Burpengary students' life-saving BeachMate

Published 6:00am 12 November 2021

Burpengary students' life-saving BeachMate
Words by Nick Crockford

Students at St Eugene’s College, Burpengary have developed a new beach essential which can help save lives.

BeachMate is a waterproof wristband which tracks a swimmer’s heart rate, location and oxygen levels.

The prototype was devised by the Science, Technology, Engineering and Mathematics (STEM) students Gianna, Isabelle, Jade and Gabrielle for Brisbane Catholic Education’s first STEM MAD (Making a Difference) competition.

It won both the Future STEM Award and the Executive Director Award.

“The dangers of the beach, possibility of drowning and stress on lifesavers drew this team to create a device to assist swimmers and address the large numbers of drownings every year,” St Eugene’s Digital Learning and Resourcing teacher Scott Letts, said.

Real-time data

Gabrielle said BeachMate would provide real-time location data of all beachgoers as well as oxygen saturation and heart rate monitoring to alert lifeguards of people in distress.

“To test our product, we created a breadboard featuring off-the-shelf components including a GPS sensor, SpO2 sensor for oxygen content, a heartrate sensor, and an SP32 to process the sensors. These would provide communication to the lifeguard tower,” she said.

“We then created a user interface that will make use of the cameras already on beaches, giving lifeguards intel on a person’s levels and whether someone needs priority attention or keeping an eye on.”

▶ SUPPLIED INFORMATION:
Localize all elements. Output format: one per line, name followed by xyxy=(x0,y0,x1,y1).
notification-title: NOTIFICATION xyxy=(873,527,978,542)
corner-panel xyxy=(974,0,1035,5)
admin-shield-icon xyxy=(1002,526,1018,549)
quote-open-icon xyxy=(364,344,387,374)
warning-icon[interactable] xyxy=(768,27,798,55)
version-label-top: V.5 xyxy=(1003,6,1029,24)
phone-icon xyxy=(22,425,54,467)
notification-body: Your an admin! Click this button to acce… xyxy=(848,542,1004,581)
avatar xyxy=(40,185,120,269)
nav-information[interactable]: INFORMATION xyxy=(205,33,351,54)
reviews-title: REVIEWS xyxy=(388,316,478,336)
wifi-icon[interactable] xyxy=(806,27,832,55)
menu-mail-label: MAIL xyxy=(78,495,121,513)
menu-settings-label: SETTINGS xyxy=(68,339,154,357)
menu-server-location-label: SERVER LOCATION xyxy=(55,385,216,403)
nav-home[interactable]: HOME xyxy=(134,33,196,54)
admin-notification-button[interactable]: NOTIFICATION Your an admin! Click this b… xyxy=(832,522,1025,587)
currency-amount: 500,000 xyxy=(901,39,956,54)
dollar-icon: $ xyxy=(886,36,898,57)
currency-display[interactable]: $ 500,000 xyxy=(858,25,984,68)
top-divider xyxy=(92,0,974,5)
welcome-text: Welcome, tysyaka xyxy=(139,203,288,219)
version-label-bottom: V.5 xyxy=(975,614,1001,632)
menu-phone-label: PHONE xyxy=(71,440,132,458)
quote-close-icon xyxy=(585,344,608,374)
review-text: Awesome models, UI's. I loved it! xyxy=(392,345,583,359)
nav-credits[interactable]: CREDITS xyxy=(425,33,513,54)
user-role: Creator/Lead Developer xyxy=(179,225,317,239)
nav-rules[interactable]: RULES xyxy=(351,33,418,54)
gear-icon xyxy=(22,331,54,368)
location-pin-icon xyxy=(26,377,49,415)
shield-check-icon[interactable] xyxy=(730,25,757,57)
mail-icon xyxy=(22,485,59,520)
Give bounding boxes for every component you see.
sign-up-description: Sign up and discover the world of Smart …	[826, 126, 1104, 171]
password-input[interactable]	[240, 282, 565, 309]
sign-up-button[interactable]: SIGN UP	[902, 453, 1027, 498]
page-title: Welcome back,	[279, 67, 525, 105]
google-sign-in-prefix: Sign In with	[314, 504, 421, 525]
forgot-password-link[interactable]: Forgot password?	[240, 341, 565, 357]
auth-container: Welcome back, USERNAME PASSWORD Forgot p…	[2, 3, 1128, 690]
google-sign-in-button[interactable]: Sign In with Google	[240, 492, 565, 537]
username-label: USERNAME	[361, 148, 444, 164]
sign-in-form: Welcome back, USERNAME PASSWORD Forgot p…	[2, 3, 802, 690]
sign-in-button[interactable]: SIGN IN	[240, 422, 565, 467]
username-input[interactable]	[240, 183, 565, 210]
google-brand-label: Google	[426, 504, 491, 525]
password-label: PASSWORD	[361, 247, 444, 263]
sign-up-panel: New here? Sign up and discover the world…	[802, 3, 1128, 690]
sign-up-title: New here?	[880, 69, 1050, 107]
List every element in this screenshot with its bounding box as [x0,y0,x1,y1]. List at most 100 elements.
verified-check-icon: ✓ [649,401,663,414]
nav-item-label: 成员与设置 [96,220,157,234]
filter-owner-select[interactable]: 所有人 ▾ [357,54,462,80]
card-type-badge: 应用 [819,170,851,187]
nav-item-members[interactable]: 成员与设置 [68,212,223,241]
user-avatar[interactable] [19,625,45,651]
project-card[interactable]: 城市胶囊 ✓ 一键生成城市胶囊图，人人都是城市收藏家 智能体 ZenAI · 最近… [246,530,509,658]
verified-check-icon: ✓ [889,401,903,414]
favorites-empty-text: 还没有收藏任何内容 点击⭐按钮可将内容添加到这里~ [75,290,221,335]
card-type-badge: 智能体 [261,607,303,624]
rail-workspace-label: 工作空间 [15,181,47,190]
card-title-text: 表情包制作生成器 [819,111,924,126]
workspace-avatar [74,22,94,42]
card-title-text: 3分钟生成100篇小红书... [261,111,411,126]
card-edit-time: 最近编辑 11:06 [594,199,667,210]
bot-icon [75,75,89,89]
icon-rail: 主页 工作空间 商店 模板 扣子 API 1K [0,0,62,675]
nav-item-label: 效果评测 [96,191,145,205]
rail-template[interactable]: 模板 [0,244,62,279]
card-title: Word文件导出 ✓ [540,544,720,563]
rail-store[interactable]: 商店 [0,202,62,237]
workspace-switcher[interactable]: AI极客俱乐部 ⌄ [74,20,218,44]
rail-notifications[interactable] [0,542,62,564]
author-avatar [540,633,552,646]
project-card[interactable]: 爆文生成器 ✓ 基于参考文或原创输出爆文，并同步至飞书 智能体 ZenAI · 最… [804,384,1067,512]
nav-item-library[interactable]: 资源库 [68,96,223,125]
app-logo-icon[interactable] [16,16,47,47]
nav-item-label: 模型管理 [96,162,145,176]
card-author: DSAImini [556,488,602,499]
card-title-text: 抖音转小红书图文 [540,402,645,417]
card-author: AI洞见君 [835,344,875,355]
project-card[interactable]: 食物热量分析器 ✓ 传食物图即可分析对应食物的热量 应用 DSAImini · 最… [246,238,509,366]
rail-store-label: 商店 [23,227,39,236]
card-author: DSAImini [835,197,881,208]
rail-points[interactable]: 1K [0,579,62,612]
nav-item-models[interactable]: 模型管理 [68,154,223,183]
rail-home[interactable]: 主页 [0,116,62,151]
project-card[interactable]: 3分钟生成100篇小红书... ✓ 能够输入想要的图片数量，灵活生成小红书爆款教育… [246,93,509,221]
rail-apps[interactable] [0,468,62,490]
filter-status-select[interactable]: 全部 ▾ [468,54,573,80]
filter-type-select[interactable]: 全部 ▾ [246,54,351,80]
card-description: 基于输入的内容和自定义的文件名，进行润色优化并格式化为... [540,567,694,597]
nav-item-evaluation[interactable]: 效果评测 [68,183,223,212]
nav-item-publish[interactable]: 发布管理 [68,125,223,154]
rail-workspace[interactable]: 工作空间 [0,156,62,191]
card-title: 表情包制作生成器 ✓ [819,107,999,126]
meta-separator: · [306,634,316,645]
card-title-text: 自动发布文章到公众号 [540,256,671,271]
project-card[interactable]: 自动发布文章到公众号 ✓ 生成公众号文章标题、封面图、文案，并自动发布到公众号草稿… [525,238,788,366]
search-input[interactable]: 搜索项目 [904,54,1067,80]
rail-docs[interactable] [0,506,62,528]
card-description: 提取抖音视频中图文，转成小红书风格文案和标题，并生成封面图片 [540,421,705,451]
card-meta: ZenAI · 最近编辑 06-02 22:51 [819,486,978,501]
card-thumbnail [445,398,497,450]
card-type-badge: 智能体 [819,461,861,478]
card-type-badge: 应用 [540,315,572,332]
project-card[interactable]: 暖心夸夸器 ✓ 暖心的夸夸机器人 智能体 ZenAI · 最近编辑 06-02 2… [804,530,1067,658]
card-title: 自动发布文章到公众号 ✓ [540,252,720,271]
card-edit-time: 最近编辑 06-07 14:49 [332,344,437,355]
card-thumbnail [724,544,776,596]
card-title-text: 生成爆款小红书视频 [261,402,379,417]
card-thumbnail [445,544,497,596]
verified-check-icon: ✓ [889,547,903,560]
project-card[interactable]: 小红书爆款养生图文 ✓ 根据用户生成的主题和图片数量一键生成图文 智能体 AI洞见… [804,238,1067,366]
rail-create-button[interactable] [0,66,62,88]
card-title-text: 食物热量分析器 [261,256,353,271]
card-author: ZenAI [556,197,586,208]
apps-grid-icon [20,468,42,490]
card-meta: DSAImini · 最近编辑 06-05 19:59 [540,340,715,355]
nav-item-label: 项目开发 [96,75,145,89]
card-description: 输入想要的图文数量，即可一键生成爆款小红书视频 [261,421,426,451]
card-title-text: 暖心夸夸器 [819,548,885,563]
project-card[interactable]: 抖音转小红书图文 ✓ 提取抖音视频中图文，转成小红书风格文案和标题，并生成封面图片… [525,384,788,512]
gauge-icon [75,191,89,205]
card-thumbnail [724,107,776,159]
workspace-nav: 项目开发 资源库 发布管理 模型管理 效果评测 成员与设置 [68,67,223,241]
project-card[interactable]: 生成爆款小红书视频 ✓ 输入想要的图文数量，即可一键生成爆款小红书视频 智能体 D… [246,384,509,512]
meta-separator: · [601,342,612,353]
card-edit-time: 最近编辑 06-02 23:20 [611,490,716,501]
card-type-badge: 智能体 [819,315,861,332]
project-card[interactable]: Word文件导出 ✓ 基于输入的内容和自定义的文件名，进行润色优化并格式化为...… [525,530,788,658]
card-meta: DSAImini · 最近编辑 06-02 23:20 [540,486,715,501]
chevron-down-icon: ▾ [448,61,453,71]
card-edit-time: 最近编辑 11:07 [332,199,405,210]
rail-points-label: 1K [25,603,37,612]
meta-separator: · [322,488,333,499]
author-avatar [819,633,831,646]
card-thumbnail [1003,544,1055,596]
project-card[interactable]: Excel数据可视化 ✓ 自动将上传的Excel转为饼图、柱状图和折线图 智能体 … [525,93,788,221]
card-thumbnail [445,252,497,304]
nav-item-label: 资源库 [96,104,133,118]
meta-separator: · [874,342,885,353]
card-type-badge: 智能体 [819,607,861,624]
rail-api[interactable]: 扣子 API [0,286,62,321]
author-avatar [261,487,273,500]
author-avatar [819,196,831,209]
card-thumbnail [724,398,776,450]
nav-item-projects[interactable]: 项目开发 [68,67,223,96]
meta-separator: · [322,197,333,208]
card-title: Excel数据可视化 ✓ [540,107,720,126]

▶ ACTIVITY A: According to the BeachMate article, which two awards did the prototype win?
▶ ACTIVITY B: Summarize the BeachMate article in two sentences.
▶ ACTIVITY C: Carry the BeachMate article on past its final sentence.

▶ REPLY A: The Future STEM Award and the Executive Director Award.

▶ REPLY B: STEM students at St Eugene's College, Burpengary devised BeachMate, a waterproof wristband that tracks a swimmer's heart rate, location and oxygen levels, for Brisbane Catholic Education's first STEM MAD competition, where it won the Future STEM Award and the Executive Director Award. The device would send lifeguards real-time location data along with oxygen saturation and heart rate monitoring to alert them to people in distress.

▶ REPLY C:
As part of the prototype development, the students visited experts for feedback.

Isabelle said they met lifeguards and visited Surfcom to see how BeachMate could connect to technology already available, such as beach cameras and iOS features like the Apple Watch.

Burpengary students' life-saving BeachMate

Unique solution

“We also consulted with an expert in antenna theory whose feedback helped us develop a system to accurately report location and sensor data back to a lifeguard tower,” she said.

“To create our prototype, we discussed with electrical and computer engineering specialists to assist in the design using computer-aided design software. We then 3D laser-printed the design to create our physical final product.”

Mr Letts said their device is “a unique solution that is about keeping people of all ages and all swimming abilities safe in the surf.”

The students also suggested having devices available for rent, making it accessible to all.

The team will now represent their diocese at the National Catholic Schools STEM MAD Showcase hosted in Melbourne on Tuesday November 16.